Written instruction: Within the records below, find each line that holds the string "阶段练习", then copy it.

Exercise data:
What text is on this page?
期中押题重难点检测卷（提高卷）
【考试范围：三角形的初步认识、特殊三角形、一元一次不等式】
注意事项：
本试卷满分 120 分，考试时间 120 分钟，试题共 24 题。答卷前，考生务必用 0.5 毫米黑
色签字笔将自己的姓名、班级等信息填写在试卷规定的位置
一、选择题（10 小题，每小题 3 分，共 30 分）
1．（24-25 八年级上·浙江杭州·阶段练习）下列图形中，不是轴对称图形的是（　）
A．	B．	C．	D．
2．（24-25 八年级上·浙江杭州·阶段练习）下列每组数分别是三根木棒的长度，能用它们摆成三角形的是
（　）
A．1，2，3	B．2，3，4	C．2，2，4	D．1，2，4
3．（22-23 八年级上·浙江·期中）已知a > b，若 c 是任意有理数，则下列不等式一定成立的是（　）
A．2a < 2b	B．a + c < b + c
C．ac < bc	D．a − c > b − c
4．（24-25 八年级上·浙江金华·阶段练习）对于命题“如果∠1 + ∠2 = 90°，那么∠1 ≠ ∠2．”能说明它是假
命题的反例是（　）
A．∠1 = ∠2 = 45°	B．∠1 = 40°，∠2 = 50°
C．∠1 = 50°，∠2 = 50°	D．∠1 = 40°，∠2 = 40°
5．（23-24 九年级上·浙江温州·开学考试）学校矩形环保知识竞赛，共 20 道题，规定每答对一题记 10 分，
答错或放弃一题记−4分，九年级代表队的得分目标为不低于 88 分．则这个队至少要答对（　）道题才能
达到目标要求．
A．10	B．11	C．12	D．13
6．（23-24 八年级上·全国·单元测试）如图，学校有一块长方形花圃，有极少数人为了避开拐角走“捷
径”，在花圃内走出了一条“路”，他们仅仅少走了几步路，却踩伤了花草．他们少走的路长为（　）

==

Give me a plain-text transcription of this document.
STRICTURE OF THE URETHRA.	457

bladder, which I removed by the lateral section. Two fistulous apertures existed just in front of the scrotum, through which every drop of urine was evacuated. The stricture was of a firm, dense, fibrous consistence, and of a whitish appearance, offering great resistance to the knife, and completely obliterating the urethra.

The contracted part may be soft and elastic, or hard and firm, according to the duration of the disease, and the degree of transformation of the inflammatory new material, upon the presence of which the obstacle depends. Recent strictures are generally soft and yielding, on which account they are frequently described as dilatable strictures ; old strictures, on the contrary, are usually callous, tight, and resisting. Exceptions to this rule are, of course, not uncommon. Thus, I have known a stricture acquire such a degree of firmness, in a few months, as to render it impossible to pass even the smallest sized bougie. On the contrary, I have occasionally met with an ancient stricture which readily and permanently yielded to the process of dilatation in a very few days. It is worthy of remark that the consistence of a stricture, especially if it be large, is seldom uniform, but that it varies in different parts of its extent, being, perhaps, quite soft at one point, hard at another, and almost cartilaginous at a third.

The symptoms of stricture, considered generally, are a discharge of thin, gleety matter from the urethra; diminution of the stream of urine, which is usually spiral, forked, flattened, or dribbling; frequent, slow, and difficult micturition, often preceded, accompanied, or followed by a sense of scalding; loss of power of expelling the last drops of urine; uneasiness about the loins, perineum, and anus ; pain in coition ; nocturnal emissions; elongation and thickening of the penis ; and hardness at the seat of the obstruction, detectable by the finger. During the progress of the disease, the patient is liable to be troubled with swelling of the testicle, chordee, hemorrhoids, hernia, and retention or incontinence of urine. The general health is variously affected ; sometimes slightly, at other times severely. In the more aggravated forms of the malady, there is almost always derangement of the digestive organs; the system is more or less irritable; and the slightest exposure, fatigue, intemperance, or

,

The response:
1．（24-25 八年级上·浙江杭州·阶段练习）下列图形中，不是轴对称图形的是（　）
2．（24-25 八年级上·浙江杭州·阶段练习）下列每组数分别是三根木棒的长度，能用它们摆成三角形的是
4．（24-25 八年级上·浙江金华·阶段练习）对于命题“如果∠1 + ∠2 = 90°，那么∠1 ≠ ∠2．”能说明它是假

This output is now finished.